## [Aim of the exercise]
Output each entry that follows exactly. Images stay out.
==== Input rows
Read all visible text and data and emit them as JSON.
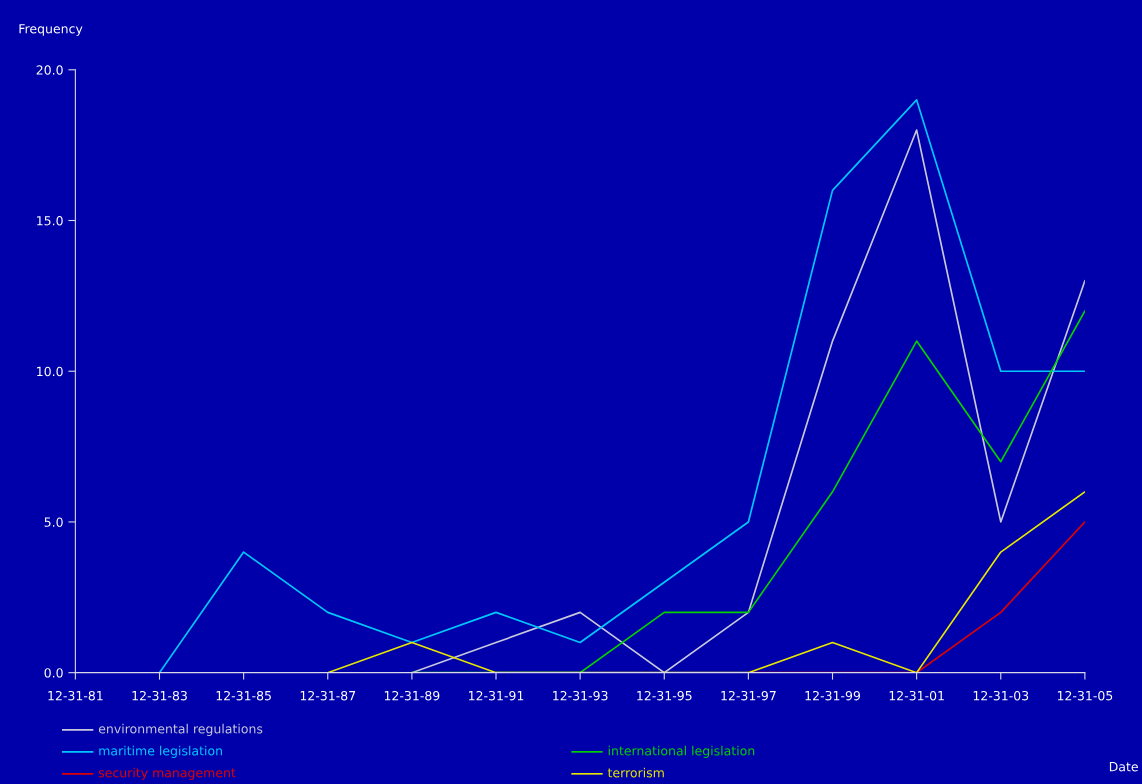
{
  "chart_data": {
    "type": "line",
    "xlabel": "Date",
    "ylabel": "Frequency",
    "categories": [
      "12-31-81",
      "12-31-83",
      "12-31-85",
      "12-31-87",
      "12-31-89",
      "12-31-91",
      "12-31-93",
      "12-31-95",
      "12-31-97",
      "12-31-99",
      "12-31-01",
      "12-31-03",
      "12-31-05"
    ],
    "series": [
      {
        "name": "environmental regulations",
        "color": "#c8c8dc",
        "values": [
          null,
          null,
          null,
          null,
          0,
          1,
          2,
          0,
          2,
          11,
          18,
          5,
          13
        ]
      },
      {
        "name": "maritime legislation",
        "color": "#00c8ff",
        "values": [
          null,
          0,
          4,
          2,
          1,
          2,
          1,
          3,
          5,
          16,
          19,
          10,
          10
        ]
      },
      {
        "name": "international legislation",
        "color": "#00d200",
        "values": [
          null,
          null,
          null,
          null,
          0,
          0,
          0,
          2,
          2,
          6,
          11,
          7,
          12
        ]
      },
      {
        "name": "security management",
        "color": "#e00000",
        "values": [
          null,
          null,
          null,
          null,
          null,
          null,
          null,
          null,
          0,
          0,
          0,
          2,
          5
        ]
      },
      {
        "name": "terrorism",
        "color": "#e6e600",
        "values": [
          null,
          null,
          null,
          0,
          1,
          0,
          0,
          0,
          0,
          1,
          0,
          4,
          6
        ]
      }
    ],
    "ylim": [
      0,
      20
    ],
    "yticks": [
      {
        "value": 0,
        "label": "0.0"
      },
      {
        "value": 5,
        "label": "5.0"
      },
      {
        "value": 10,
        "label": "10.0"
      },
      {
        "value": 15,
        "label": "15.0"
      },
      {
        "value": 20,
        "label": "20.0"
      }
    ],
    "grid": false,
    "legend": "bottom",
    "marker": "none",
    "line_style": "solid"
  }
}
========
## [Output of the task]
Read all visible text and data and emit them as JSON.
{
  "chart_data": {
    "type": "line",
    "xlabel": "Date",
    "ylabel": "Frequency",
    "categories": [
      "12-31-81",
      "12-31-83",
      "12-31-85",
      "12-31-87",
      "12-31-89",
      "12-31-91",
      "12-31-93",
      "12-31-95",
      "12-31-97",
      "12-31-99",
      "12-31-01",
      "12-31-03",
      "12-31-05"
    ],
    "series": [
      {
        "name": "environmental regulations",
        "color": "#c8c8dc",
        "values": [
          null,
          null,
          null,
          null,
          0,
          1,
          2,
          0,
          2,
          11,
          18,
          5,
          13
        ]
      },
      {
        "name": "maritime legislation",
        "color": "#00c8ff",
        "values": [
          null,
          0,
          4,
          2,
          1,
          2,
          1,
          3,
          5,
          16,
          19,
          10,
          10
        ]
      },
      {
        "name": "international legislation",
        "color": "#00d200",
        "values": [
          null,
          null,
          null,
          null,
          0,
          0,
          0,
          2,
          2,
          6,
          11,
          7,
          12
        ]
      },
      {
        "name": "security management",
        "color": "#e00000",
        "values": [
          null,
          null,
          null,
          null,
          null,
          null,
          null,
          null,
          0,
          0,
          0,
          2,
          5
        ]
      },
      {
        "name": "terrorism",
        "color": "#e6e600",
        "values": [
          null,
          null,
          null,
          0,
          1,
          0,
          0,
          0,
          0,
          1,
          0,
          4,
          6
        ]
      }
    ],
    "ylim": [
      0,
      20
    ],
    "yticks": [
      {
        "value": 0,
        "label": "0.0"
      },
      {
        "value": 5,
        "label": "5.0"
      },
      {
        "value": 10,
        "label": "10.0"
      },
      {
        "value": 15,
        "label": "15.0"
      },
      {
        "value": 20,
        "label": "20.0"
      }
    ],
    "grid": false,
    "legend": "bottom",
    "marker": "none",
    "line_style": "solid"
  }
}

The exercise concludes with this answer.